→ **What the task requires**
Output the full material exactly as it appears here.

### Excerpted data ###

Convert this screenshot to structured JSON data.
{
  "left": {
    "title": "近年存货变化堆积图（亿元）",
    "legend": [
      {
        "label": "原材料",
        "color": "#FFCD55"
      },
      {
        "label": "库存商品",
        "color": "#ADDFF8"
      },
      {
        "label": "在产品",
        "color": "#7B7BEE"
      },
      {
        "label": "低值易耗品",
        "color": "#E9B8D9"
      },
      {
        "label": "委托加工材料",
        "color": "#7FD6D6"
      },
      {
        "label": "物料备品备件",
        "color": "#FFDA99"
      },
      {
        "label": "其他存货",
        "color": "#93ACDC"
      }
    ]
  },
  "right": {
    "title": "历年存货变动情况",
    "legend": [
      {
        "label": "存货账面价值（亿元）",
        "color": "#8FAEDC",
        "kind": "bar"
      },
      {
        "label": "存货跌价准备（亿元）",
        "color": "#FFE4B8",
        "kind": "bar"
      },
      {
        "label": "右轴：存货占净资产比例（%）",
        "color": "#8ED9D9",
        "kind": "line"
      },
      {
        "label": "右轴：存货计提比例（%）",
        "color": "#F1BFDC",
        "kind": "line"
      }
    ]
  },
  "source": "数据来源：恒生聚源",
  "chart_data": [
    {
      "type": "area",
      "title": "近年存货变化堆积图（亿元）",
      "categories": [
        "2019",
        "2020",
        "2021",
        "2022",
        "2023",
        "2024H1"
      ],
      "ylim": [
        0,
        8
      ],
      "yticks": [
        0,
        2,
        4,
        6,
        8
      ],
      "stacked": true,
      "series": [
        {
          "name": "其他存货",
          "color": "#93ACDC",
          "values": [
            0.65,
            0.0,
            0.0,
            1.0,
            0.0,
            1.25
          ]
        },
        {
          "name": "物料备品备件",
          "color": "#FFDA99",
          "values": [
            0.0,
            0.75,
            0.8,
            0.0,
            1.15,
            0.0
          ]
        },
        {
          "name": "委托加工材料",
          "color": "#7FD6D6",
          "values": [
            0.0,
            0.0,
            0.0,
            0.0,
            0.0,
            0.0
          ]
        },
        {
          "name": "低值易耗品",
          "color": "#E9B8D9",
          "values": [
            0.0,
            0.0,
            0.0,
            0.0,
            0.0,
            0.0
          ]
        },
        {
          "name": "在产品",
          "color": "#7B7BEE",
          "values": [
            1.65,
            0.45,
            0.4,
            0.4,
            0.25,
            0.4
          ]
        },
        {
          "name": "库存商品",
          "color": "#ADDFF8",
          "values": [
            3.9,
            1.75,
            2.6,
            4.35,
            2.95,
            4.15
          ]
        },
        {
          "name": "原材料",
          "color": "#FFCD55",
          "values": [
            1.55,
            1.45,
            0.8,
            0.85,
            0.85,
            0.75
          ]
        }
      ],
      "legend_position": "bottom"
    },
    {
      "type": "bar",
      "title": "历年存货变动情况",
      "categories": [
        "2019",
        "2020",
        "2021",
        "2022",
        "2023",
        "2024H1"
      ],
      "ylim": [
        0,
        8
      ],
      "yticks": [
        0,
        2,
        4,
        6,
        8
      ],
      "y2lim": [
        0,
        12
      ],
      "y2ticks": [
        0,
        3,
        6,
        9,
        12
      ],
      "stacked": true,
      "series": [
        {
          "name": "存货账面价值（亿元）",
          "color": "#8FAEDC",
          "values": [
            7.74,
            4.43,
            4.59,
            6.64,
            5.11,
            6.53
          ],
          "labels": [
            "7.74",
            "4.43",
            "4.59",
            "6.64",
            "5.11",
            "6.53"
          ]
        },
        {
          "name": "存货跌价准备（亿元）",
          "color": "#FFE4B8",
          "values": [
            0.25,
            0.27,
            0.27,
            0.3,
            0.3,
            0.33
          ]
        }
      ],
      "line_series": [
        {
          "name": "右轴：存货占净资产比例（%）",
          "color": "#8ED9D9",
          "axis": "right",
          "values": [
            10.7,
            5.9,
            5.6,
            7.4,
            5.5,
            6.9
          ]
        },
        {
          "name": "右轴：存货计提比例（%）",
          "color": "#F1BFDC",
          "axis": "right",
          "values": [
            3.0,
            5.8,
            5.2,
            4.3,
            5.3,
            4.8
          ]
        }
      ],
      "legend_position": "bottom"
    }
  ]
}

###

→ **Written response**
Convert this screenshot to structured JSON data.
{
  "left": {
    "title": "近年存货变化堆积图（亿元）",
    "legend": [
      {
        "label": "原材料",
        "color": "#FFCD55"
      },
      {
        "label": "库存商品",
        "color": "#ADDFF8"
      },
      {
        "label": "在产品",
        "color": "#7B7BEE"
      },
      {
        "label": "低值易耗品",
        "color": "#E9B8D9"
      },
      {
        "label": "委托加工材料",
        "color": "#7FD6D6"
      },
      {
        "label": "物料备品备件",
        "color": "#FFDA99"
      },
      {
        "label": "其他存货",
        "color": "#93ACDC"
      }
    ]
  },
  "right": {
    "title": "历年存货变动情况",
    "legend": [
      {
        "label": "存货账面价值（亿元）",
        "color": "#8FAEDC",
        "kind": "bar"
      },
      {
        "label": "存货跌价准备（亿元）",
        "color": "#FFE4B8",
        "kind": "bar"
      },
      {
        "label": "右轴：存货占净资产比例（%）",
        "color": "#8ED9D9",
        "kind": "line"
      },
      {
        "label": "右轴：存货计提比例（%）",
        "color": "#F1BFDC",
        "kind": "line"
      }
    ]
  },
  "source": "数据来源：恒生聚源",
  "chart_data": [
    {
      "type": "area",
      "title": "近年存货变化堆积图（亿元）",
      "categories": [
        "2019",
        "2020",
        "2021",
        "2022",
        "2023",
        "2024H1"
      ],
      "ylim": [
        0,
        8
      ],
      "yticks": [
        0,
        2,
        4,
        6,
        8
      ],
      "stacked": true,
      "series": [
        {
          "name": "其他存货",
          "color": "#93ACDC",
          "values": [
            0.65,
            0.0,
            0.0,
            1.0,
            0.0,
            1.25
          ]
        },
        {
          "name": "物料备品备件",
          "color": "#FFDA99",
          "values": [
            0.0,
            0.75,
            0.8,
            0.0,
            1.15,
            0.0
          ]
        },
        {
          "name": "委托加工材料",
          "color": "#7FD6D6",
          "values": [
            0.0,
            0.0,
            0.0,
            0.0,
            0.0,
            0.0
          ]
        },
        {
          "name": "低值易耗品",
          "color": "#E9B8D9",
          "values": [
            0.0,
            0.0,
            0.0,
            0.0,
            0.0,
            0.0
          ]
        },
        {
          "name": "在产品",
          "color": "#7B7BEE",
          "values": [
            1.65,
            0.45,
            0.4,
            0.4,
            0.25,
            0.4
          ]
        },
        {
          "name": "库存商品",
          "color": "#ADDFF8",
          "values": [
            3.9,
            1.75,
            2.6,
            4.35,
            2.95,
            4.15
          ]
        },
        {
          "name": "原材料",
          "color": "#FFCD55",
          "values": [
            1.55,
            1.45,
            0.8,
            0.85,
            0.85,
            0.75
          ]
        }
      ],
      "legend_position": "bottom"
    },
    {
      "type": "bar",
      "title": "历年存货变动情况",
      "categories": [
        "2019",
        "2020",
        "2021",
        "2022",
        "2023",
        "2024H1"
      ],
      "ylim": [
        0,
        8
      ],
      "yticks": [
        0,
        2,
        4,
        6,
        8
      ],
      "y2lim": [
        0,
        12
      ],
      "y2ticks": [
        0,
        3,
        6,
        9,
        12
      ],
      "stacked": true,
      "series": [
        {
          "name": "存货账面价值（亿元）",
          "color": "#8FAEDC",
          "values": [
            7.74,
            4.43,
            4.59,
            6.64,
            5.11,
            6.53
          ],
          "labels": [
            "7.74",
            "4.43",
            "4.59",
            "6.64",
            "5.11",
            "6.53"
          ]
        },
        {
          "name": "存货跌价准备（亿元）",
          "color": "#FFE4B8",
          "values": [
            0.25,
            0.27,
            0.27,
            0.3,
            0.3,
            0.33
          ]
        }
      ],
      "line_series": [
        {
          "name": "右轴：存货占净资产比例（%）",
          "color": "#8ED9D9",
          "axis": "right",
          "values": [
            10.7,
            5.9,
            5.6,
            7.4,
            5.5,
            6.9
          ]
        },
        {
          "name": "右轴：存货计提比例（%）",
          "color": "#F1BFDC",
          "axis": "right",
          "values": [
            3.0,
            5.8,
            5.2,
            4.3,
            5.3,
            4.8
          ]
        }
      ],
      "legend_position": "bottom"
    }
  ]
}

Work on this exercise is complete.